··· Supplied information ···
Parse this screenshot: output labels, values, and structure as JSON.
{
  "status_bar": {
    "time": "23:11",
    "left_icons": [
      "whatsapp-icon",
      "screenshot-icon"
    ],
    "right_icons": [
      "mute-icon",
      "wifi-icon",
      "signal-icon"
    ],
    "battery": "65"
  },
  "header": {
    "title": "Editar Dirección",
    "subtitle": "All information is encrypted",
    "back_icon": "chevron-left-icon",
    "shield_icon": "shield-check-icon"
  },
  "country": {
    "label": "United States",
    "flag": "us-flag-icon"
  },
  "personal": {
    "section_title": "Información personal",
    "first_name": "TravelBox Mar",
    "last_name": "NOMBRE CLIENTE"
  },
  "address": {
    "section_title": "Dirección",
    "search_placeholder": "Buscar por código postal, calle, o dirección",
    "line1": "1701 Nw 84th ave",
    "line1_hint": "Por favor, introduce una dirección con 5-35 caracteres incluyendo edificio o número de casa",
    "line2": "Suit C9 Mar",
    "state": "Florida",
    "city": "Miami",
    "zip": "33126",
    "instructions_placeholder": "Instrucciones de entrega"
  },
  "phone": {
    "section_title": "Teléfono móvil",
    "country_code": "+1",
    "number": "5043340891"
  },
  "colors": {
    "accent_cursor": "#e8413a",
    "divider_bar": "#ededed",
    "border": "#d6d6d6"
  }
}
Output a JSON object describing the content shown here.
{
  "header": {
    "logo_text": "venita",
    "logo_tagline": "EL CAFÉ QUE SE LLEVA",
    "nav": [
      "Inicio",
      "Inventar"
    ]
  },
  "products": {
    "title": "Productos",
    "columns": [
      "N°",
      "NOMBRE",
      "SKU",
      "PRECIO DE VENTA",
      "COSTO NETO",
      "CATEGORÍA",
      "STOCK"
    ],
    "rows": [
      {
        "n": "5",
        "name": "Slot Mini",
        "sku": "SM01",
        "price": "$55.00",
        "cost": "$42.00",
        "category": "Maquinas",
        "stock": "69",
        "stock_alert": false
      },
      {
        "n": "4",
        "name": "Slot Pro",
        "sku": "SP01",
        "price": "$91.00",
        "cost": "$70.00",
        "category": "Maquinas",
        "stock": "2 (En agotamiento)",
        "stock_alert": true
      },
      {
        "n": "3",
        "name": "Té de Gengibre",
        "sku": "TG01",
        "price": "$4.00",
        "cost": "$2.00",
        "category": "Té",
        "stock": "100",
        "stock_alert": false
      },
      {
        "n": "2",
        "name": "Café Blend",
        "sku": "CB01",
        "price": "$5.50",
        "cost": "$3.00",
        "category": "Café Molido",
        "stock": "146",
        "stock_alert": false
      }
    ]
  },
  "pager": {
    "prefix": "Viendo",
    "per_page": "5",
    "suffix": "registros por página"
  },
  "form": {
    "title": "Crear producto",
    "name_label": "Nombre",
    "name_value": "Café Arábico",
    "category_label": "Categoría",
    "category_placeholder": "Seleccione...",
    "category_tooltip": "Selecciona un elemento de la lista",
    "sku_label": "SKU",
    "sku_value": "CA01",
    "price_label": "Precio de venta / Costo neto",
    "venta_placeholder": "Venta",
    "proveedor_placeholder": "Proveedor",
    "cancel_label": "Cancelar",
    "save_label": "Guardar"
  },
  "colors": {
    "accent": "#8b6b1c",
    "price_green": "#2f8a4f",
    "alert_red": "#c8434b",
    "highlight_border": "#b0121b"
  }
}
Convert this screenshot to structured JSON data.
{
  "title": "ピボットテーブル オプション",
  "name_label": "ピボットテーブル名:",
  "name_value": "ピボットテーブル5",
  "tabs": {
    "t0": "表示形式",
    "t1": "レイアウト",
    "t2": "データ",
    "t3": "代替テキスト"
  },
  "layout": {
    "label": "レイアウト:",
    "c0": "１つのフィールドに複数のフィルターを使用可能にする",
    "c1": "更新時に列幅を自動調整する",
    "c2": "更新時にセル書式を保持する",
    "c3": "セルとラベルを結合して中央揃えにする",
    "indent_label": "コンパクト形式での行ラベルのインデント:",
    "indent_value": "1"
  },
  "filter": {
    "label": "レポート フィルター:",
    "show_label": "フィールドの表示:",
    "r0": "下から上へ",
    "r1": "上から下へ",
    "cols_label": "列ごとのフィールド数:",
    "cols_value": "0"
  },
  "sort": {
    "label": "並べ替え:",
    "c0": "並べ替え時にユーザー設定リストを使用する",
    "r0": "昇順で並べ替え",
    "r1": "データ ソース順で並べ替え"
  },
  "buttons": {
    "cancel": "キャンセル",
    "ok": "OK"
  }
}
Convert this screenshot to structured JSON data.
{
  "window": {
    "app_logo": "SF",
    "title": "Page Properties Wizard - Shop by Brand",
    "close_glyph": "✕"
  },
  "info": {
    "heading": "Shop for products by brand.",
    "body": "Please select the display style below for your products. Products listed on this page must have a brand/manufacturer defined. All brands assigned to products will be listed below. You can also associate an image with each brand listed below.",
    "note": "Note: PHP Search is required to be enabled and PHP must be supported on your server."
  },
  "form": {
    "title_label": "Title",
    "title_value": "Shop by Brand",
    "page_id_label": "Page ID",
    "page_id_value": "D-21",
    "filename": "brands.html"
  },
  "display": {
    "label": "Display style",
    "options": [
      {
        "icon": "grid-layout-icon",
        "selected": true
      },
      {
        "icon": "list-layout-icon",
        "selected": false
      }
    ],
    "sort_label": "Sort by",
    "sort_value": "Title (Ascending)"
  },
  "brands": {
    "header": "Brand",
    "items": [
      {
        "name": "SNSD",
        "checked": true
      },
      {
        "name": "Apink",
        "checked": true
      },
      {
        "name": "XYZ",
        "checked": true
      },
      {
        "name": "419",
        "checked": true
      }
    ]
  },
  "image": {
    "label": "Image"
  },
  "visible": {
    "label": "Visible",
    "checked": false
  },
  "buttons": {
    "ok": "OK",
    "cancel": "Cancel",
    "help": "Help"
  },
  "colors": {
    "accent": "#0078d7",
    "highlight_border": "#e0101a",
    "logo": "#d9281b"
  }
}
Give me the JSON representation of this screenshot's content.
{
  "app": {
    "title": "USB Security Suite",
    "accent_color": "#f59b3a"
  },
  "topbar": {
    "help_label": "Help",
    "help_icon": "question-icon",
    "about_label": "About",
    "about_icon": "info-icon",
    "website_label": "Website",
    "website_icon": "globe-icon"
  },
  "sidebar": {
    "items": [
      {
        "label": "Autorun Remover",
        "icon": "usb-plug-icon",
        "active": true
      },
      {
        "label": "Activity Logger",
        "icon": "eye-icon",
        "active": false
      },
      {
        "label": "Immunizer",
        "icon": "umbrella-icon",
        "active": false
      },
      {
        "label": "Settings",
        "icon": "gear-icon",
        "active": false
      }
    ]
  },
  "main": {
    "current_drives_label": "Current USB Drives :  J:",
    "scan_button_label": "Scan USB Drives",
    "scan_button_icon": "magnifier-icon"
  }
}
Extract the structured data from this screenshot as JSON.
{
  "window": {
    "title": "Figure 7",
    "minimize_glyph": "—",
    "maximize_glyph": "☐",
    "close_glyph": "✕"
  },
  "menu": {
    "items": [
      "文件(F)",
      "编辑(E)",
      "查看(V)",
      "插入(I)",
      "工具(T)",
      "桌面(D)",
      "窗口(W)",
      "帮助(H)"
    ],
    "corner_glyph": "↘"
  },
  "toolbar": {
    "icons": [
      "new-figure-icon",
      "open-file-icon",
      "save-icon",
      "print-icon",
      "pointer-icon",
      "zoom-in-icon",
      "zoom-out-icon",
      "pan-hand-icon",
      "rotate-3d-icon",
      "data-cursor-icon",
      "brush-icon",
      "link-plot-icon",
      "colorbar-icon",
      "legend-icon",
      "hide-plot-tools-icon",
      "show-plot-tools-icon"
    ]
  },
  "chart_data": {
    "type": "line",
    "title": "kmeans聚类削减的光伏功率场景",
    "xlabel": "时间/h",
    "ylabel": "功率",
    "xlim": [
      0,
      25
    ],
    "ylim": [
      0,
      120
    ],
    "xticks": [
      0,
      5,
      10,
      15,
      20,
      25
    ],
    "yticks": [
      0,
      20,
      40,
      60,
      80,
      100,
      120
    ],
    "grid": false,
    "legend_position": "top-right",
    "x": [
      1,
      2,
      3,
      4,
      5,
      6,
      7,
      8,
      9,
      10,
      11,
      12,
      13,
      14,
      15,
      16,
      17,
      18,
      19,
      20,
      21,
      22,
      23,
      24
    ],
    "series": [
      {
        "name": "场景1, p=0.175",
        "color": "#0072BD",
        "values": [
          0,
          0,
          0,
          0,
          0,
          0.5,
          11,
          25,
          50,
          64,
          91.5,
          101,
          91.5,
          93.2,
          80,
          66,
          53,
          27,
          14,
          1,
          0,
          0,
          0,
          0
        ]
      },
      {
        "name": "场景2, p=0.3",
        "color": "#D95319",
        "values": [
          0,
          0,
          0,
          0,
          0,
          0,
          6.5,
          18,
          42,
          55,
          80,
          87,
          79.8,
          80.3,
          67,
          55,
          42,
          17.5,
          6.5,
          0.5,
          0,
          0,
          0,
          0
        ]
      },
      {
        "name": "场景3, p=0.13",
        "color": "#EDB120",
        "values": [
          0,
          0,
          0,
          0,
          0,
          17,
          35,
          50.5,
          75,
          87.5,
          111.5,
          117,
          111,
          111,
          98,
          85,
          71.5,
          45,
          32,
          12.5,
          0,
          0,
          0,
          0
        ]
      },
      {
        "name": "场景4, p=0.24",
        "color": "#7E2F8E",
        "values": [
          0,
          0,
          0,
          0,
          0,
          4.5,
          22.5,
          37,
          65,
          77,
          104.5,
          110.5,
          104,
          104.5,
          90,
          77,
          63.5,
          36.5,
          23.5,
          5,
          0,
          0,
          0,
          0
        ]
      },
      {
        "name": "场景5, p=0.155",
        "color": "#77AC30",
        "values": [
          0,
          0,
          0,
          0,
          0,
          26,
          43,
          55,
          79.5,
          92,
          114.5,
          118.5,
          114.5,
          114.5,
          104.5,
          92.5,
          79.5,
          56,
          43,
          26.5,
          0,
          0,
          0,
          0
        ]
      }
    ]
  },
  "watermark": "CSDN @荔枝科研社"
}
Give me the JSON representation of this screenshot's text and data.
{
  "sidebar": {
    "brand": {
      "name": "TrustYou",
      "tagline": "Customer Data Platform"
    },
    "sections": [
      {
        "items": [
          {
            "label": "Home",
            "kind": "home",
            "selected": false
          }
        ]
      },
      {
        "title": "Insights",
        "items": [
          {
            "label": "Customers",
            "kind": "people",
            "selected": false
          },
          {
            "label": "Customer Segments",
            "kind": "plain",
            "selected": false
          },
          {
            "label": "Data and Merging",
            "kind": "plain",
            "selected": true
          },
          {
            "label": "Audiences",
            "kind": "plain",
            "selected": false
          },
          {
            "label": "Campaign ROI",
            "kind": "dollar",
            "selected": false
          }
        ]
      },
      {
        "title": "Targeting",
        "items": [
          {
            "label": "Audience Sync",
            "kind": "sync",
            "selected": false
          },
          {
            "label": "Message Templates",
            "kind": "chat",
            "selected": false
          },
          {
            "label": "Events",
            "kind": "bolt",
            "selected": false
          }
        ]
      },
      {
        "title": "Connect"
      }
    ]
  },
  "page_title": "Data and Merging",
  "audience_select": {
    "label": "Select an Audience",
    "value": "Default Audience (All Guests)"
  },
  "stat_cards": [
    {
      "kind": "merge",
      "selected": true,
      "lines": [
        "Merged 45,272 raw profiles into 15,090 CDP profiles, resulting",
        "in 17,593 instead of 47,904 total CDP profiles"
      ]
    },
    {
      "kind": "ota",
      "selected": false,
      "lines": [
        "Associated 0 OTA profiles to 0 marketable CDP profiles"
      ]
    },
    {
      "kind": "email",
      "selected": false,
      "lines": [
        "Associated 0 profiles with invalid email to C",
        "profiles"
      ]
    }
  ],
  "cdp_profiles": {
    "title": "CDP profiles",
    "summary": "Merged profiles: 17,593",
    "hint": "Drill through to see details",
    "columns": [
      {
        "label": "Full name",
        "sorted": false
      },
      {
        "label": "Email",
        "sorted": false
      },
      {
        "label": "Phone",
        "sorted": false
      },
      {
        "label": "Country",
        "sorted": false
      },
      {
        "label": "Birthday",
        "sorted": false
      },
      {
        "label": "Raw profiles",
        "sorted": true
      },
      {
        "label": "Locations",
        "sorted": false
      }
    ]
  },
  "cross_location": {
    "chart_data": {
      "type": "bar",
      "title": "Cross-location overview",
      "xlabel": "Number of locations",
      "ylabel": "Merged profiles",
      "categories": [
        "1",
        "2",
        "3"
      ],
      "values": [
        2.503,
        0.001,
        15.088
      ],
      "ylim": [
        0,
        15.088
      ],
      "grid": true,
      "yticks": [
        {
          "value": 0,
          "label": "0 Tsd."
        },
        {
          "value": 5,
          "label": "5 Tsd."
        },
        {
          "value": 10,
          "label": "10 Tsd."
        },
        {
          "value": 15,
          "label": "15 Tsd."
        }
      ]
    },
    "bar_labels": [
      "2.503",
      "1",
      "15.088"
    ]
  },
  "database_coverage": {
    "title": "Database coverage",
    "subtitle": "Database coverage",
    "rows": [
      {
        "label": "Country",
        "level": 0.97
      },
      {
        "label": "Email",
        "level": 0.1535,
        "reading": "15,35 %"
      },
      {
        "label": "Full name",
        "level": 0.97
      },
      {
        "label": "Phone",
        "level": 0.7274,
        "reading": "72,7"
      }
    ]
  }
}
···
### Task brief
Pick out each line that holds the string "JSON".

### Answer
Parse this screenshot: output labels, values, and structure as JSON.
Output a JSON object describing the content shown here.
Convert this screenshot to structured JSON data.
Convert this screenshot to structured JSON data.
Give me the JSON representation of this screenshot's content.
Extract the structured data from this screenshot as JSON.
Give me the JSON representation of this screenshot's text and data.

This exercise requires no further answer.